::: Entries supplied

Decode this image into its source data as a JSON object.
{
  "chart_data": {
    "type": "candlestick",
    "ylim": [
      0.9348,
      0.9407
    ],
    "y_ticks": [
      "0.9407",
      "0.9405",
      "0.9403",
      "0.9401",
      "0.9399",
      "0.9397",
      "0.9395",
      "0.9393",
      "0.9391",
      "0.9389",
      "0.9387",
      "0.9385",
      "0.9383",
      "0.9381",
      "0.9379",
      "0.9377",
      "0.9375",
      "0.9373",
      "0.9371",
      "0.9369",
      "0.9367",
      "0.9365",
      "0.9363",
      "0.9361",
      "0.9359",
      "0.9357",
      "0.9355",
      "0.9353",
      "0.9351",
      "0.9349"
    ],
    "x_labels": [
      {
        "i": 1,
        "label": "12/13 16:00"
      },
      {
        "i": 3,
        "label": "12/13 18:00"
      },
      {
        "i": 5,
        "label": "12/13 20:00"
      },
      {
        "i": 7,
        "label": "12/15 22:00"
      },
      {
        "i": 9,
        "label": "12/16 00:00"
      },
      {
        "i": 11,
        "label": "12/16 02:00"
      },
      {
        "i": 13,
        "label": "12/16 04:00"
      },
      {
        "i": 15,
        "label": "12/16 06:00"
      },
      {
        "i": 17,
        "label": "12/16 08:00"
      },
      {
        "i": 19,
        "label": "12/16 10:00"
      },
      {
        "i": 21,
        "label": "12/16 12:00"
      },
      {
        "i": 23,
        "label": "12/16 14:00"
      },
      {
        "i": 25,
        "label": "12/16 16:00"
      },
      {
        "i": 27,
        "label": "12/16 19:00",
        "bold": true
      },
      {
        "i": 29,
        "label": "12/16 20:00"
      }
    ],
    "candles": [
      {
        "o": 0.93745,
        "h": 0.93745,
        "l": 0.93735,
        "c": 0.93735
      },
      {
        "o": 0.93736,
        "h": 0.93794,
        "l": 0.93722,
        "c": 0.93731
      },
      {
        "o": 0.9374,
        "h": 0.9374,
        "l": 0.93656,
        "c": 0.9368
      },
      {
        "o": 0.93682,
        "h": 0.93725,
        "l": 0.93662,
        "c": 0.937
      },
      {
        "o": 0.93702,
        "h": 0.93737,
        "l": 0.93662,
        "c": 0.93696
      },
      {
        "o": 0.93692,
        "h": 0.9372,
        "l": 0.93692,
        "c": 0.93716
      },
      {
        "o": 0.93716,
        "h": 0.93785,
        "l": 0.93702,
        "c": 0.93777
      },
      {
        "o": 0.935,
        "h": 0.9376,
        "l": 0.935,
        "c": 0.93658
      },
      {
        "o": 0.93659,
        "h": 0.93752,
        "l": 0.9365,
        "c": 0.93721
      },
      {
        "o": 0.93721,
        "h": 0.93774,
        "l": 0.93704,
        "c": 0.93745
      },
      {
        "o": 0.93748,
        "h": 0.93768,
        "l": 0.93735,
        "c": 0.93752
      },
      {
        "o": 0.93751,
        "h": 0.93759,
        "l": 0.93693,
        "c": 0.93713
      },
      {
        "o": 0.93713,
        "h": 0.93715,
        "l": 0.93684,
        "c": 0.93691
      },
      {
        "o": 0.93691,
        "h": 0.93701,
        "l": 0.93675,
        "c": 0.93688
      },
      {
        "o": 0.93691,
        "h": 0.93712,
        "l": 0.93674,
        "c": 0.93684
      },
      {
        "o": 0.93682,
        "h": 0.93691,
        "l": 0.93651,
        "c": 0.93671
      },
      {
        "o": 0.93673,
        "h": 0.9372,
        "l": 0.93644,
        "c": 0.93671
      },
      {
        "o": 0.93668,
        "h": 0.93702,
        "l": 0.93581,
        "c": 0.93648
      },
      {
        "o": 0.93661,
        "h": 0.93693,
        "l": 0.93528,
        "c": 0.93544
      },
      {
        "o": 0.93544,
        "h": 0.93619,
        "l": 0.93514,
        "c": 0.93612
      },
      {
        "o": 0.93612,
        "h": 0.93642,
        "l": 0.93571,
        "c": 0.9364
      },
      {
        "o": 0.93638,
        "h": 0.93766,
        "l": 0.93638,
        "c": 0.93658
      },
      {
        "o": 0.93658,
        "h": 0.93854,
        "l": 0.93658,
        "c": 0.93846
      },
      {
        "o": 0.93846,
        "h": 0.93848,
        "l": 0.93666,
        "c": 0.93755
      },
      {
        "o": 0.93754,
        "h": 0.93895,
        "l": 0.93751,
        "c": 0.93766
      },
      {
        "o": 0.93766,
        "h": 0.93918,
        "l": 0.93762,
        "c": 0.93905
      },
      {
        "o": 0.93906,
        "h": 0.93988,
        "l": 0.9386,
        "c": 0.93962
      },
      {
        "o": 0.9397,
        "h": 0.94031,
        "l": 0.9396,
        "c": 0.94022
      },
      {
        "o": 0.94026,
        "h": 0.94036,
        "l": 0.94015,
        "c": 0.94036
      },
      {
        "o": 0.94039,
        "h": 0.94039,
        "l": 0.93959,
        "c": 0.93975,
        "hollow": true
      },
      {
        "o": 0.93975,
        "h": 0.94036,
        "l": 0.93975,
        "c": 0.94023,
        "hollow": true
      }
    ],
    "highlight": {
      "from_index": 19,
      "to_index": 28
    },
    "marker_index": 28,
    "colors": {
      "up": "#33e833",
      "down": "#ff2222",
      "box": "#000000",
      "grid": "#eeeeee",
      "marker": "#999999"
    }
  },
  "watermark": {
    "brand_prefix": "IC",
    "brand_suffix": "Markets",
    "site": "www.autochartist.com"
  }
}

::::::

Problem to work on ▸ Repeat the records above exactly.

Written answer ▸
Decode this image into its source data as a JSON object.
{
  "chart_data": {
    "type": "candlestick",
    "ylim": [
      0.9348,
      0.9407
    ],
    "y_ticks": [
      "0.9407",
      "0.9405",
      "0.9403",
      "0.9401",
      "0.9399",
      "0.9397",
      "0.9395",
      "0.9393",
      "0.9391",
      "0.9389",
      "0.9387",
      "0.9385",
      "0.9383",
      "0.9381",
      "0.9379",
      "0.9377",
      "0.9375",
      "0.9373",
      "0.9371",
      "0.9369",
      "0.9367",
      "0.9365",
      "0.9363",
      "0.9361",
      "0.9359",
      "0.9357",
      "0.9355",
      "0.9353",
      "0.9351",
      "0.9349"
    ],
    "x_labels": [
      {
        "i": 1,
        "label": "12/13 16:00"
      },
      {
        "i": 3,
        "label": "12/13 18:00"
      },
      {
        "i": 5,
        "label": "12/13 20:00"
      },
      {
        "i": 7,
        "label": "12/15 22:00"
      },
      {
        "i": 9,
        "label": "12/16 00:00"
      },
      {
        "i": 11,
        "label": "12/16 02:00"
      },
      {
        "i": 13,
        "label": "12/16 04:00"
      },
      {
        "i": 15,
        "label": "12/16 06:00"
      },
      {
        "i": 17,
        "label": "12/16 08:00"
      },
      {
        "i": 19,
        "label": "12/16 10:00"
      },
      {
        "i": 21,
        "label": "12/16 12:00"
      },
      {
        "i": 23,
        "label": "12/16 14:00"
      },
      {
        "i": 25,
        "label": "12/16 16:00"
      },
      {
        "i": 27,
        "label": "12/16 19:00",
        "bold": true
      },
      {
        "i": 29,
        "label": "12/16 20:00"
      }
    ],
    "candles": [
      {
        "o": 0.93745,
        "h": 0.93745,
        "l": 0.93735,
        "c": 0.93735
      },
      {
        "o": 0.93736,
        "h": 0.93794,
        "l": 0.93722,
        "c": 0.93731
      },
      {
        "o": 0.9374,
        "h": 0.9374,
        "l": 0.93656,
        "c": 0.9368
      },
      {
        "o": 0.93682,
        "h": 0.93725,
        "l": 0.93662,
        "c": 0.937
      },
      {
        "o": 0.93702,
        "h": 0.93737,
        "l": 0.93662,
        "c": 0.93696
      },
      {
        "o": 0.93692,
        "h": 0.9372,
        "l": 0.93692,
        "c": 0.93716
      },
      {
        "o": 0.93716,
        "h": 0.93785,
        "l": 0.93702,
        "c": 0.93777
      },
      {
        "o": 0.935,
        "h": 0.9376,
        "l": 0.935,
        "c": 0.93658
      },
      {
        "o": 0.93659,
        "h": 0.93752,
        "l": 0.9365,
        "c": 0.93721
      },
      {
        "o": 0.93721,
        "h": 0.93774,
        "l": 0.93704,
        "c": 0.93745
      },
      {
        "o": 0.93748,
        "h": 0.93768,
        "l": 0.93735,
        "c": 0.93752
      },
      {
        "o": 0.93751,
        "h": 0.93759,
        "l": 0.93693,
        "c": 0.93713
      },
      {
        "o": 0.93713,
        "h": 0.93715,
        "l": 0.93684,
        "c": 0.93691
      },
      {
        "o": 0.93691,
        "h": 0.93701,
        "l": 0.93675,
        "c": 0.93688
      },
      {
        "o": 0.93691,
        "h": 0.93712,
        "l": 0.93674,
        "c": 0.93684
      },
      {
        "o": 0.93682,
        "h": 0.93691,
        "l": 0.93651,
        "c": 0.93671
      },
      {
        "o": 0.93673,
        "h": 0.9372,
        "l": 0.93644,
        "c": 0.93671
      },
      {
        "o": 0.93668,
        "h": 0.93702,
        "l": 0.93581,
        "c": 0.93648
      },
      {
        "o": 0.93661,
        "h": 0.93693,
        "l": 0.93528,
        "c": 0.93544
      },
      {
        "o": 0.93544,
        "h": 0.93619,
        "l": 0.93514,
        "c": 0.93612
      },
      {
        "o": 0.93612,
        "h": 0.93642,
        "l": 0.93571,
        "c": 0.9364
      },
      {
        "o": 0.93638,
        "h": 0.93766,
        "l": 0.93638,
        "c": 0.93658
      },
      {
        "o": 0.93658,
        "h": 0.93854,
        "l": 0.93658,
        "c": 0.93846
      },
      {
        "o": 0.93846,
        "h": 0.93848,
        "l": 0.93666,
        "c": 0.93755
      },
      {
        "o": 0.93754,
        "h": 0.93895,
        "l": 0.93751,
        "c": 0.93766
      },
      {
        "o": 0.93766,
        "h": 0.93918,
        "l": 0.93762,
        "c": 0.93905
      },
      {
        "o": 0.93906,
        "h": 0.93988,
        "l": 0.9386,
        "c": 0.93962
      },
      {
        "o": 0.9397,
        "h": 0.94031,
        "l": 0.9396,
        "c": 0.94022
      },
      {
        "o": 0.94026,
        "h": 0.94036,
        "l": 0.94015,
        "c": 0.94036
      },
      {
        "o": 0.94039,
        "h": 0.94039,
        "l": 0.93959,
        "c": 0.93975,
        "hollow": true
      },
      {
        "o": 0.93975,
        "h": 0.94036,
        "l": 0.93975,
        "c": 0.94023,
        "hollow": true
      }
    ],
    "highlight": {
      "from_index": 19,
      "to_index": 28
    },
    "marker_index": 28,
    "colors": {
      "up": "#33e833",
      "down": "#ff2222",
      "box": "#000000",
      "grid": "#eeeeee",
      "marker": "#999999"
    }
  },
  "watermark": {
    "brand_prefix": "IC",
    "brand_suffix": "Markets",
    "site": "www.autochartist.com"
  }
}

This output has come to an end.